To do: Transcribe the listing that follows in full, omitting pictures.

— START Data shown —

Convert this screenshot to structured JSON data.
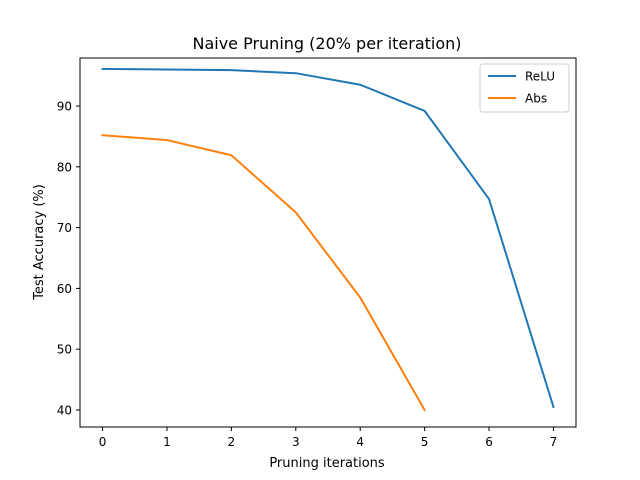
{
  "chart_data": {
    "type": "line",
    "title": "Naive Pruning (20% per iteration)",
    "xlabel": "Pruning iterations",
    "ylabel": "Test Accuracy (%)",
    "xlim": [
      -0.35,
      7.35
    ],
    "ylim": [
      37.2,
      97.9
    ],
    "xticks": [
      0,
      1,
      2,
      3,
      4,
      5,
      6,
      7
    ],
    "yticks": [
      40,
      50,
      60,
      70,
      80,
      90
    ],
    "grid": false,
    "legend_position": "top-right",
    "series": [
      {
        "name": "ReLU",
        "color": "#1f77b4",
        "x": [
          0,
          1,
          2,
          3,
          4,
          5,
          6,
          7
        ],
        "y": [
          96.1,
          96.0,
          95.9,
          95.4,
          93.5,
          89.2,
          74.7,
          40.5
        ]
      },
      {
        "name": "Abs",
        "color": "#ff7f0e",
        "x": [
          0,
          1,
          2,
          3,
          4,
          5
        ],
        "y": [
          85.2,
          84.4,
          81.9,
          72.5,
          58.5,
          40.0
        ]
      }
    ]
  }
}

— END Data shown —

Response to the task:
Convert this screenshot to structured JSON data.
{
  "chart_data": {
    "type": "line",
    "title": "Naive Pruning (20% per iteration)",
    "xlabel": "Pruning iterations",
    "ylabel": "Test Accuracy (%)",
    "xlim": [
      -0.35,
      7.35
    ],
    "ylim": [
      37.2,
      97.9
    ],
    "xticks": [
      0,
      1,
      2,
      3,
      4,
      5,
      6,
      7
    ],
    "yticks": [
      40,
      50,
      60,
      70,
      80,
      90
    ],
    "grid": false,
    "legend_position": "top-right",
    "series": [
      {
        "name": "ReLU",
        "color": "#1f77b4",
        "x": [
          0,
          1,
          2,
          3,
          4,
          5,
          6,
          7
        ],
        "y": [
          96.1,
          96.0,
          95.9,
          95.4,
          93.5,
          89.2,
          74.7,
          40.5
        ]
      },
      {
        "name": "Abs",
        "color": "#ff7f0e",
        "x": [
          0,
          1,
          2,
          3,
          4,
          5
        ],
        "y": [
          85.2,
          84.4,
          81.9,
          72.5,
          58.5,
          40.0
        ]
      }
    ]
  }
}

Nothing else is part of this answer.